GOAL OF THE EXERCISE >> Send back the entries below exactly as they appear.

* * *

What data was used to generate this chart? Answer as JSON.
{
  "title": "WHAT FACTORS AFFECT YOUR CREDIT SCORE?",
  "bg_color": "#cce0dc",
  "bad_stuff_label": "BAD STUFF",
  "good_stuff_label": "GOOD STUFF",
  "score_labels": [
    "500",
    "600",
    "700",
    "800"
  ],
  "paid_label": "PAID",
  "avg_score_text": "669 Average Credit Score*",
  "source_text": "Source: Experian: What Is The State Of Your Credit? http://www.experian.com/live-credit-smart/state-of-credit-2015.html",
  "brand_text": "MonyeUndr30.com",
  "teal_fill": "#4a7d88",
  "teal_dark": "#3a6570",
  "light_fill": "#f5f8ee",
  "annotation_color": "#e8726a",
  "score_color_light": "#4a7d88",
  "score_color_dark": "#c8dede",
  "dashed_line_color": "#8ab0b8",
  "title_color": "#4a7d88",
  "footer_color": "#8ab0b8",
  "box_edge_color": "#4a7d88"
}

* * *

EXERCISE ANSWER >>
What data was used to generate this chart? Answer as JSON.
{
  "title": "WHAT FACTORS AFFECT YOUR CREDIT SCORE?",
  "bg_color": "#cce0dc",
  "bad_stuff_label": "BAD STUFF",
  "good_stuff_label": "GOOD STUFF",
  "score_labels": [
    "500",
    "600",
    "700",
    "800"
  ],
  "paid_label": "PAID",
  "avg_score_text": "669 Average Credit Score*",
  "source_text": "Source: Experian: What Is The State Of Your Credit? http://www.experian.com/live-credit-smart/state-of-credit-2015.html",
  "brand_text": "MonyeUndr30.com",
  "teal_fill": "#4a7d88",
  "teal_dark": "#3a6570",
  "light_fill": "#f5f8ee",
  "annotation_color": "#e8726a",
  "score_color_light": "#4a7d88",
  "score_color_dark": "#c8dede",
  "dashed_line_color": "#8ab0b8",
  "title_color": "#4a7d88",
  "footer_color": "#8ab0b8",
  "box_edge_color": "#4a7d88"
}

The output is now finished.